EXERCISE REQUIREMENTS: Using the listing below, report all lines holding the word "south".

(Data records)
□ □ □ □
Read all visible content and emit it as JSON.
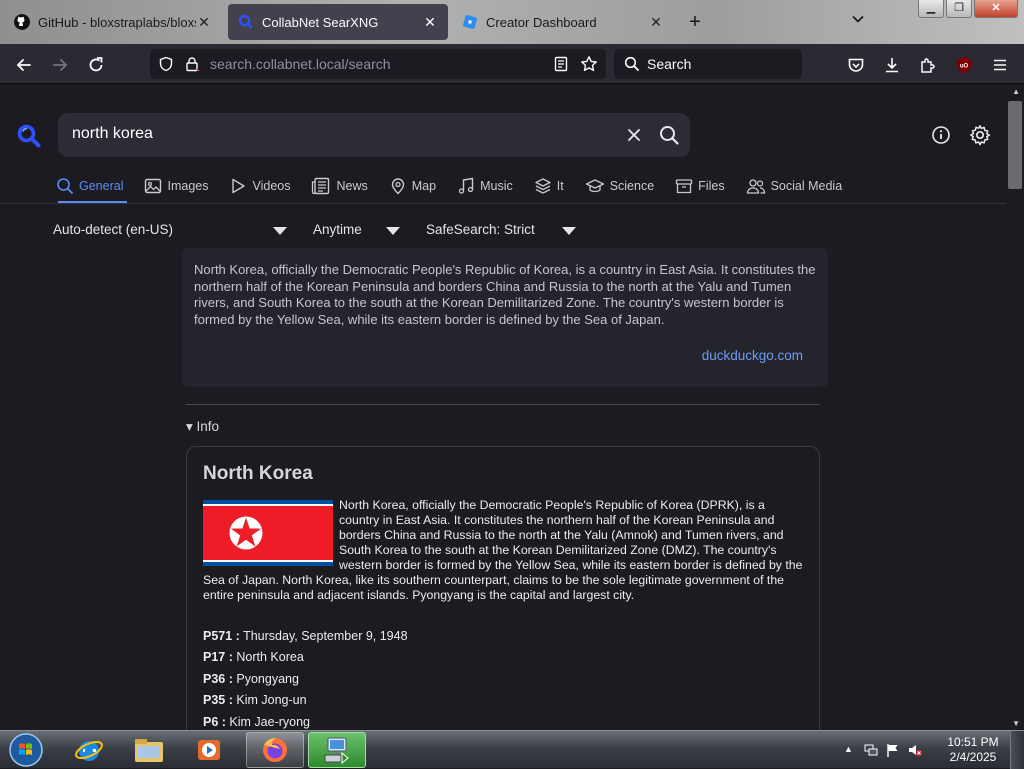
{
  "browser": {
    "tabs": [
      {
        "title": "GitHub - bloxstraplabs/bloxstra",
        "favicon": "github-icon",
        "active": false
      },
      {
        "title": "CollabNet SearXNG",
        "favicon": "searxng-icon",
        "active": true
      },
      {
        "title": "Creator Dashboard",
        "favicon": "roblox-icon",
        "active": false
      }
    ],
    "url_host": "search.collabnet.local",
    "url_path": "/search",
    "search_placeholder": "Search"
  },
  "search": {
    "query": "north korea",
    "categories": [
      {
        "label": "General",
        "icon": "search-icon",
        "active": true
      },
      {
        "label": "Images",
        "icon": "image-icon"
      },
      {
        "label": "Videos",
        "icon": "play-icon"
      },
      {
        "label": "News",
        "icon": "newspaper-icon"
      },
      {
        "label": "Map",
        "icon": "map-pin-icon"
      },
      {
        "label": "Music",
        "icon": "music-icon"
      },
      {
        "label": "It",
        "icon": "layers-icon"
      },
      {
        "label": "Science",
        "icon": "graduation-icon"
      },
      {
        "label": "Files",
        "icon": "box-icon"
      },
      {
        "label": "Social Media",
        "icon": "people-icon"
      }
    ],
    "filters": {
      "language": "Auto-detect (en-US)",
      "time": "Anytime",
      "safesearch": "SafeSearch: Strict"
    }
  },
  "answer": {
    "text": "North Korea, officially the Democratic People's Republic of Korea, is a country in East Asia. It constitutes the northern half of the Korean Peninsula and borders China and Russia to the north at the Yalu and Tumen rivers, and South Korea to the south at the Korean Demilitarized Zone. The country's western border is formed by the Yellow Sea, while its eastern border is defined by the Sea of Japan.",
    "source": "duckduckgo.com"
  },
  "infobox": {
    "toggle_label": "▾ Info",
    "title": "North Korea",
    "description": "North Korea, officially the Democratic People's Republic of Korea (DPRK), is a country in East Asia. It constitutes the northern half of the Korean Peninsula and borders China and Russia to the north at the Yalu (Amnok) and Tumen rivers, and South Korea to the south at the Korean Demilitarized Zone (DMZ). The country's western border is formed by the Yellow Sea, while its eastern border is defined by the Sea of Japan. North Korea, like its southern counterpart, claims to be the sole legitimate government of the entire peninsula and adjacent islands. Pyongyang is the capital and largest city.",
    "attributes": [
      {
        "key": "P571 :",
        "value": "Thursday, September 9, 1948"
      },
      {
        "key": "P17 :",
        "value": "North Korea"
      },
      {
        "key": "P36 :",
        "value": "Pyongyang"
      },
      {
        "key": "P35 :",
        "value": "Kim Jong-un"
      },
      {
        "key": "P6 :",
        "value": "Kim Jae-ryong"
      }
    ]
  },
  "taskbar": {
    "time": "10:51 PM",
    "date": "2/4/2025",
    "items": [
      "ie-icon",
      "explorer-icon",
      "media-player-icon",
      "firefox-icon",
      "remote-desktop-icon"
    ]
  },
  "colors": {
    "accent": "#5c8cf2",
    "page_bg": "#1c1b22",
    "link": "#6e9bf5"
  }
}
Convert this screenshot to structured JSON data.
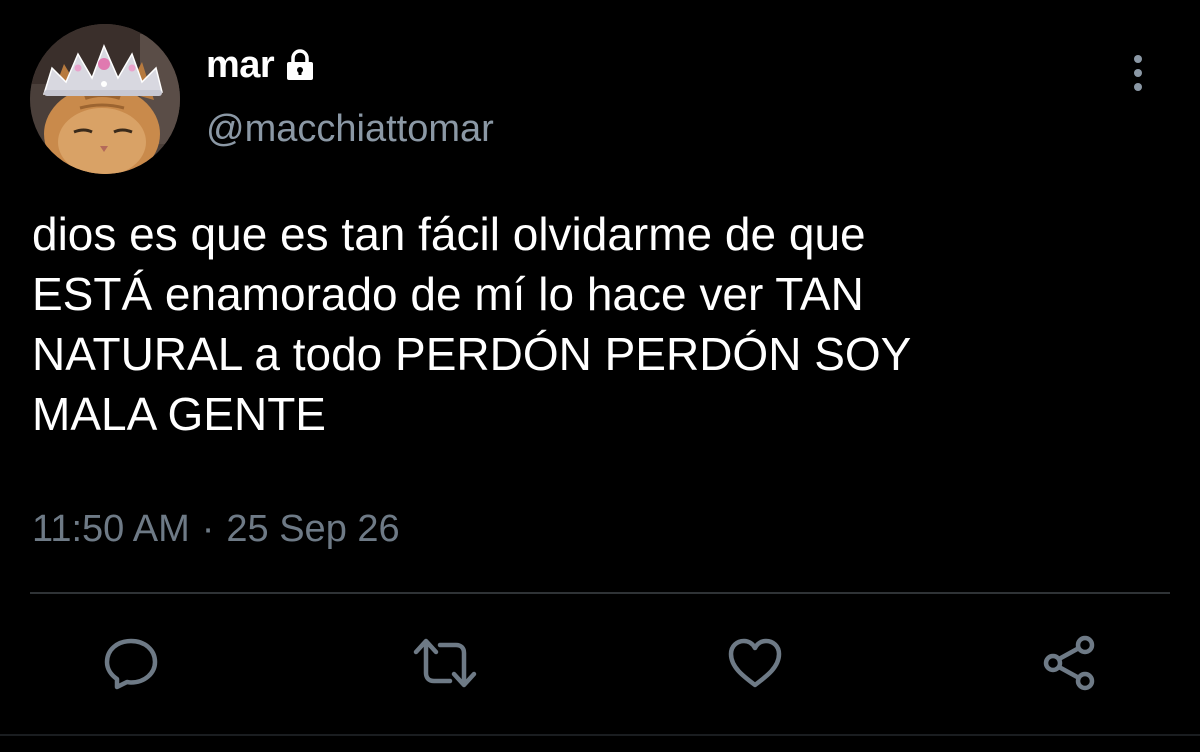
□ □ □ □
TASK ANSWER:
    "text": "North Korea, officially the Democratic People's Republic of Korea, is a country in East Asia. It constitutes the northern half of the Korean Peninsula and borders China and Russia to the north at the Yalu and Tumen rivers, and South Korea to the south at the Korean Demilitarized Zone. The country's western border is formed by the Yellow Sea, while its eastern border is defined by the Sea of Japan.",
    "description": "North Korea, officially the Democratic People's Republic of Korea (DPRK), is a country in East Asia. It constitutes the northern half of the Korean Peninsula and borders China and Russia to the north at the Yalu (Amnok) and Tumen rivers, and South Korea to the south at the Korean Demilitarized Zone (DMZ). The country's western border is formed by the Yellow Sea, while its eastern border is defined by the Sea of Japan. North Korea, like its southern counterpart, claims to be the sole legitimate government of the entire peninsula and adjacent islands. Pyongyang is the capital and largest city.",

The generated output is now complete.